**Work to do:** Output every line below exactly.

**Dataset extract:**
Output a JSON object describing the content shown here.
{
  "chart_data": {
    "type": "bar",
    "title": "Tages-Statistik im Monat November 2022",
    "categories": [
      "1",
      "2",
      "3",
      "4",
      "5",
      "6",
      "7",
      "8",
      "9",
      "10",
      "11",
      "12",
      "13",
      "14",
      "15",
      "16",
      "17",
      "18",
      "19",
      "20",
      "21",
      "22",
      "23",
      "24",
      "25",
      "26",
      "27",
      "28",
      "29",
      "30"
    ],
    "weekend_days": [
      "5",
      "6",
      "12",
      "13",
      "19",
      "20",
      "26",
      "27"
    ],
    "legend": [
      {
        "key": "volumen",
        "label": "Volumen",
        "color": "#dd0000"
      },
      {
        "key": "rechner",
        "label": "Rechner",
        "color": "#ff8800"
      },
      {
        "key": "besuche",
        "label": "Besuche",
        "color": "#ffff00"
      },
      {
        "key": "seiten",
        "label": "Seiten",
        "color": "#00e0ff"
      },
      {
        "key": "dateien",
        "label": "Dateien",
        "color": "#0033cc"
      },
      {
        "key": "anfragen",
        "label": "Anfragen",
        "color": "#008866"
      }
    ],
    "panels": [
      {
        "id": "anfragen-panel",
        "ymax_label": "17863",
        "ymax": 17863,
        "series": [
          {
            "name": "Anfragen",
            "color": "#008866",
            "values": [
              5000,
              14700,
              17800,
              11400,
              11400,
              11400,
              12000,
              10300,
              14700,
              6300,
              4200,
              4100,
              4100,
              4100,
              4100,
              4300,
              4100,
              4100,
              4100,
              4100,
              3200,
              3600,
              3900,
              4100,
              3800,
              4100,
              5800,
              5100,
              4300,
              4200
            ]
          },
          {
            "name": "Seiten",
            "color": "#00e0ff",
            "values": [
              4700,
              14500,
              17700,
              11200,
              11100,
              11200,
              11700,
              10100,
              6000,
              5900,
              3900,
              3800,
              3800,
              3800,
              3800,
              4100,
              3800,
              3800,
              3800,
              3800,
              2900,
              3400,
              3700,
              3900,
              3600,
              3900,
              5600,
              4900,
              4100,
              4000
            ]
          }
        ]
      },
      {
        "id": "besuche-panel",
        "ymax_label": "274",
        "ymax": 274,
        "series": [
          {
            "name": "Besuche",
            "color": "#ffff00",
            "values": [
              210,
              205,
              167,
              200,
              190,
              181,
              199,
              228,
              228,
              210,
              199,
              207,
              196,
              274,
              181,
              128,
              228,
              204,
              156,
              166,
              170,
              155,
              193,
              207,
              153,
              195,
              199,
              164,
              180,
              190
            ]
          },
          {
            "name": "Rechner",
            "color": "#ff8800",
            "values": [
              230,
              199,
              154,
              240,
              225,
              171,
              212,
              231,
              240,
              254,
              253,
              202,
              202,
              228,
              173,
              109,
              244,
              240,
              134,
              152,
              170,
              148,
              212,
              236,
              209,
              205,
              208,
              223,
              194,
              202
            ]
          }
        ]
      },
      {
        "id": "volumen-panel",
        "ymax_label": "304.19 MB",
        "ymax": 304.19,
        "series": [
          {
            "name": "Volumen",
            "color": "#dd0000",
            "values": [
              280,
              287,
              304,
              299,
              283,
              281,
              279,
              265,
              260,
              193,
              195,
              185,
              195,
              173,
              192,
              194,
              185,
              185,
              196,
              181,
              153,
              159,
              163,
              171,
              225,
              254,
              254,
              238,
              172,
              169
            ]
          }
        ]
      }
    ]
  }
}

**Expected answer:**
Output a JSON object describing the content shown here.
{
  "chart_data": {
    "type": "bar",
    "title": "Tages-Statistik im Monat November 2022",
    "categories": [
      "1",
      "2",
      "3",
      "4",
      "5",
      "6",
      "7",
      "8",
      "9",
      "10",
      "11",
      "12",
      "13",
      "14",
      "15",
      "16",
      "17",
      "18",
      "19",
      "20",
      "21",
      "22",
      "23",
      "24",
      "25",
      "26",
      "27",
      "28",
      "29",
      "30"
    ],
    "weekend_days": [
      "5",
      "6",
      "12",
      "13",
      "19",
      "20",
      "26",
      "27"
    ],
    "legend": [
      {
        "key": "volumen",
        "label": "Volumen",
        "color": "#dd0000"
      },
      {
        "key": "rechner",
        "label": "Rechner",
        "color": "#ff8800"
      },
      {
        "key": "besuche",
        "label": "Besuche",
        "color": "#ffff00"
      },
      {
        "key": "seiten",
        "label": "Seiten",
        "color": "#00e0ff"
      },
      {
        "key": "dateien",
        "label": "Dateien",
        "color": "#0033cc"
      },
      {
        "key": "anfragen",
        "label": "Anfragen",
        "color": "#008866"
      }
    ],
    "panels": [
      {
        "id": "anfragen-panel",
        "ymax_label": "17863",
        "ymax": 17863,
        "series": [
          {
            "name": "Anfragen",
            "color": "#008866",
            "values": [
              5000,
              14700,
              17800,
              11400,
              11400,
              11400,
              12000,
              10300,
              14700,
              6300,
              4200,
              4100,
              4100,
              4100,
              4100,
              4300,
              4100,
              4100,
              4100,
              4100,
              3200,
              3600,
              3900,
              4100,
              3800,
              4100,
              5800,
              5100,
              4300,
              4200
            ]
          },
          {
            "name": "Seiten",
            "color": "#00e0ff",
            "values": [
              4700,
              14500,
              17700,
              11200,
              11100,
              11200,
              11700,
              10100,
              6000,
              5900,
              3900,
              3800,
              3800,
              3800,
              3800,
              4100,
              3800,
              3800,
              3800,
              3800,
              2900,
              3400,
              3700,
              3900,
              3600,
              3900,
              5600,
              4900,
              4100,
              4000
            ]
          }
        ]
      },
      {
        "id": "besuche-panel",
        "ymax_label": "274",
        "ymax": 274,
        "series": [
          {
            "name": "Besuche",
            "color": "#ffff00",
            "values": [
              210,
              205,
              167,
              200,
              190,
              181,
              199,
              228,
              228,
              210,
              199,
              207,
              196,
              274,
              181,
              128,
              228,
              204,
              156,
              166,
              170,
              155,
              193,
              207,
              153,
              195,
              199,
              164,
              180,
              190
            ]
          },
          {
            "name": "Rechner",
            "color": "#ff8800",
            "values": [
              230,
              199,
              154,
              240,
              225,
              171,
              212,
              231,
              240,
              254,
              253,
              202,
              202,
              228,
              173,
              109,
              244,
              240,
              134,
              152,
              170,
              148,
              212,
              236,
              209,
              205,
              208,
              223,
              194,
              202
            ]
          }
        ]
      },
      {
        "id": "volumen-panel",
        "ymax_label": "304.19 MB",
        "ymax": 304.19,
        "series": [
          {
            "name": "Volumen",
            "color": "#dd0000",
            "values": [
              280,
              287,
              304,
              299,
              283,
              281,
              279,
              265,
              260,
              193,
              195,
              185,
              195,
              173,
              192,
              194,
              185,
              185,
              196,
              181,
              153,
              159,
              163,
              171,
              225,
              254,
              254,
              238,
              172,
              169
            ]
          }
        ]
      }
    ]
  }
}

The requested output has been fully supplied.